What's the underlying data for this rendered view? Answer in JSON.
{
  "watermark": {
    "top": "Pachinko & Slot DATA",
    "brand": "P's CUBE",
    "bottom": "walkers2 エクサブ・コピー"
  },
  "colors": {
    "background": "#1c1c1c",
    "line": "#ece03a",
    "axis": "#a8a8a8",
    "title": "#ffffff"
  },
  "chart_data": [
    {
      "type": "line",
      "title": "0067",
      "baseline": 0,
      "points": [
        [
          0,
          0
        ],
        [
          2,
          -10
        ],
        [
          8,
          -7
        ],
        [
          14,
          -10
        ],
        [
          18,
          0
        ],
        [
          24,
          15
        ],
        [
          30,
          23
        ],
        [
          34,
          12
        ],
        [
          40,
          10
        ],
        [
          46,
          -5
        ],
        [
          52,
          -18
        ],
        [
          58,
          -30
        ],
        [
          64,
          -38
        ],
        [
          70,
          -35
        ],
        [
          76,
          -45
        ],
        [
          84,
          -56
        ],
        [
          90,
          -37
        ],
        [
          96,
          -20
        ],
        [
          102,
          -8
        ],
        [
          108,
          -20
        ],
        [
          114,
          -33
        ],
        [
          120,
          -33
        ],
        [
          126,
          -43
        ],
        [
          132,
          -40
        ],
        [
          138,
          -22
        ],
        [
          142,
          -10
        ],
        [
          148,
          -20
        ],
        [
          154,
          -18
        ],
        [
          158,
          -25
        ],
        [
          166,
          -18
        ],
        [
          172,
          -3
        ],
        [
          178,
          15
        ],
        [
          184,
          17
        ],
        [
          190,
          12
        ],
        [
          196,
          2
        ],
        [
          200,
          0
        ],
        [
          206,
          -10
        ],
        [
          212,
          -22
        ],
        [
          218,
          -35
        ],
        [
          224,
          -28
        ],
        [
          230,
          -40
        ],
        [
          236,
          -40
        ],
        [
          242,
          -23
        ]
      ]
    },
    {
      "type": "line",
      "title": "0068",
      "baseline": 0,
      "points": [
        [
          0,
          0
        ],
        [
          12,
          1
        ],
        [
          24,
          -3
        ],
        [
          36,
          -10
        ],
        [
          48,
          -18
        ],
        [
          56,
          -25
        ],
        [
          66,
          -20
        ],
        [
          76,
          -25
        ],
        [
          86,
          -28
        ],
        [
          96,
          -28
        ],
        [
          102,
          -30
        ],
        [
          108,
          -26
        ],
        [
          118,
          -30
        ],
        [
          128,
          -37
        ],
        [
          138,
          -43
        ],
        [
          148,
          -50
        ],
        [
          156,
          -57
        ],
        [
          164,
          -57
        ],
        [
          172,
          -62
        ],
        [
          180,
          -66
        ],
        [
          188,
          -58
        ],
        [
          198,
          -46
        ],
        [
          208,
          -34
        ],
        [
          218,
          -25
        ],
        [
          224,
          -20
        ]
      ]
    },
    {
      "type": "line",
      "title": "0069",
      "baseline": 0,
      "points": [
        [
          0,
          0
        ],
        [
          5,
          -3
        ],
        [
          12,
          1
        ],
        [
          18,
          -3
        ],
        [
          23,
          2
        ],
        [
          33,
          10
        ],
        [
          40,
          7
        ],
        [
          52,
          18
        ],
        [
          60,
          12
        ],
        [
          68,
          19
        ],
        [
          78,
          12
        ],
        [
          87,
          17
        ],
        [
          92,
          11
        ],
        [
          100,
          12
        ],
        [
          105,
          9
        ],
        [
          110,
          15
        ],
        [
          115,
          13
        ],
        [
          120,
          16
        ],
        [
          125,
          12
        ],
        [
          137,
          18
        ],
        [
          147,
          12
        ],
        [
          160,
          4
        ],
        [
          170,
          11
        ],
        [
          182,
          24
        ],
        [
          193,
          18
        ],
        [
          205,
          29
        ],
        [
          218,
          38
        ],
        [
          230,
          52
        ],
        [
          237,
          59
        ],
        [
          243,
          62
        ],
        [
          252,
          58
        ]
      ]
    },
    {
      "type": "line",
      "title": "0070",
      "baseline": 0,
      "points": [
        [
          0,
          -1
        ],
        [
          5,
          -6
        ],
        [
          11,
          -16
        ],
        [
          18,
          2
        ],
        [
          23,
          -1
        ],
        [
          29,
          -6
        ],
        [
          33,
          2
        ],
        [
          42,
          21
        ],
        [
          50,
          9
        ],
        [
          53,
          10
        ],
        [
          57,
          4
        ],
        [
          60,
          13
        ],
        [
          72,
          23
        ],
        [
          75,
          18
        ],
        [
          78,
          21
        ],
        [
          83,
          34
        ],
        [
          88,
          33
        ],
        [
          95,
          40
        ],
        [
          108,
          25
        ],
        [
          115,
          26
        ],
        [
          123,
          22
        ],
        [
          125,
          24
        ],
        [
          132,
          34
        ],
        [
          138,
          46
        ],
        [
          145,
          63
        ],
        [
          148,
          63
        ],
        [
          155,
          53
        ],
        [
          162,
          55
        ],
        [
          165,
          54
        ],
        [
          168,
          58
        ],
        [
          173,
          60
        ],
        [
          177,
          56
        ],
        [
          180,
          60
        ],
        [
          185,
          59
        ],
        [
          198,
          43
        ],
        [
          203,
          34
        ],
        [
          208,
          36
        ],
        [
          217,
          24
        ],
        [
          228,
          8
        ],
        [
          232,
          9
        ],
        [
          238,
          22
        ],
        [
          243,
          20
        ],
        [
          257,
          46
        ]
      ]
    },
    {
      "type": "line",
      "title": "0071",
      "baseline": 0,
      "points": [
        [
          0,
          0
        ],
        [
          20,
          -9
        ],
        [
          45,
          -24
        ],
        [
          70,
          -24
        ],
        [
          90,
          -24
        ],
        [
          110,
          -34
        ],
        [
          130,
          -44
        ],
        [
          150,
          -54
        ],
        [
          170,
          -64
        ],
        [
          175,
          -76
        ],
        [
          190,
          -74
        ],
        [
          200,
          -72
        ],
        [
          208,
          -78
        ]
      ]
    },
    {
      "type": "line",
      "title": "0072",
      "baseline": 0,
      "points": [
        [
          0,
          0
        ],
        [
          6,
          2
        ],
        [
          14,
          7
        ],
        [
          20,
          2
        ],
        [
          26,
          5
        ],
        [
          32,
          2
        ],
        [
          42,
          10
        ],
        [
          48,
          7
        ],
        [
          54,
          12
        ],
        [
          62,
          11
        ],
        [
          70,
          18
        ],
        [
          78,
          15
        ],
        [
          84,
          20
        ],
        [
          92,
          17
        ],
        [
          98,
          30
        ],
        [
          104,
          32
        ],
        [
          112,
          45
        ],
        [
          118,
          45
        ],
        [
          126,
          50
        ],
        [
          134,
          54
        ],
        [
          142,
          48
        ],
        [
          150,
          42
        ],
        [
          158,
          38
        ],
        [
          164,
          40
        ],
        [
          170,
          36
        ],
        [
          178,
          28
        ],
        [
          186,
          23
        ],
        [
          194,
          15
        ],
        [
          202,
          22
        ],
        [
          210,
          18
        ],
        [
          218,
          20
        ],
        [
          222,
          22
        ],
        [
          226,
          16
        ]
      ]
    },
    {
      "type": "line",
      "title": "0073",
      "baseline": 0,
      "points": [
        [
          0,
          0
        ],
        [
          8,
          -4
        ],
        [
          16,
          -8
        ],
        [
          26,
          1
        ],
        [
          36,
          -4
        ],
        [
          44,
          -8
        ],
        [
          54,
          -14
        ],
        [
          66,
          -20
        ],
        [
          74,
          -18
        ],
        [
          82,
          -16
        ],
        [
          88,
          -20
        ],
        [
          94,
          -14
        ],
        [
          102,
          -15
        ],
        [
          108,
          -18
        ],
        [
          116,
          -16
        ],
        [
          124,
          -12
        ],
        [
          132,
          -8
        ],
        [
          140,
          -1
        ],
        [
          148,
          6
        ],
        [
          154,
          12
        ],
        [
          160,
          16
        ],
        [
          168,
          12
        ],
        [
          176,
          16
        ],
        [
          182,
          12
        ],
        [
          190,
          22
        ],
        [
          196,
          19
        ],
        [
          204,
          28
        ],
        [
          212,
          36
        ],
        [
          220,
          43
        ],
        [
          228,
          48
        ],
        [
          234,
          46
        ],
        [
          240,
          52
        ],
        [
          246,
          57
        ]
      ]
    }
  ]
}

■ **WRITTEN REQUEST**
Select and copy every line of the material that holds the string "title".

■ **SOLVED PROBLEM**
    "title": "#ffffff"
      "title": "0067",
      "title": "0068",
      "title": "0069",
      "title": "0070",
      "title": "0071",
      "title": "0072",
      "title": "0073",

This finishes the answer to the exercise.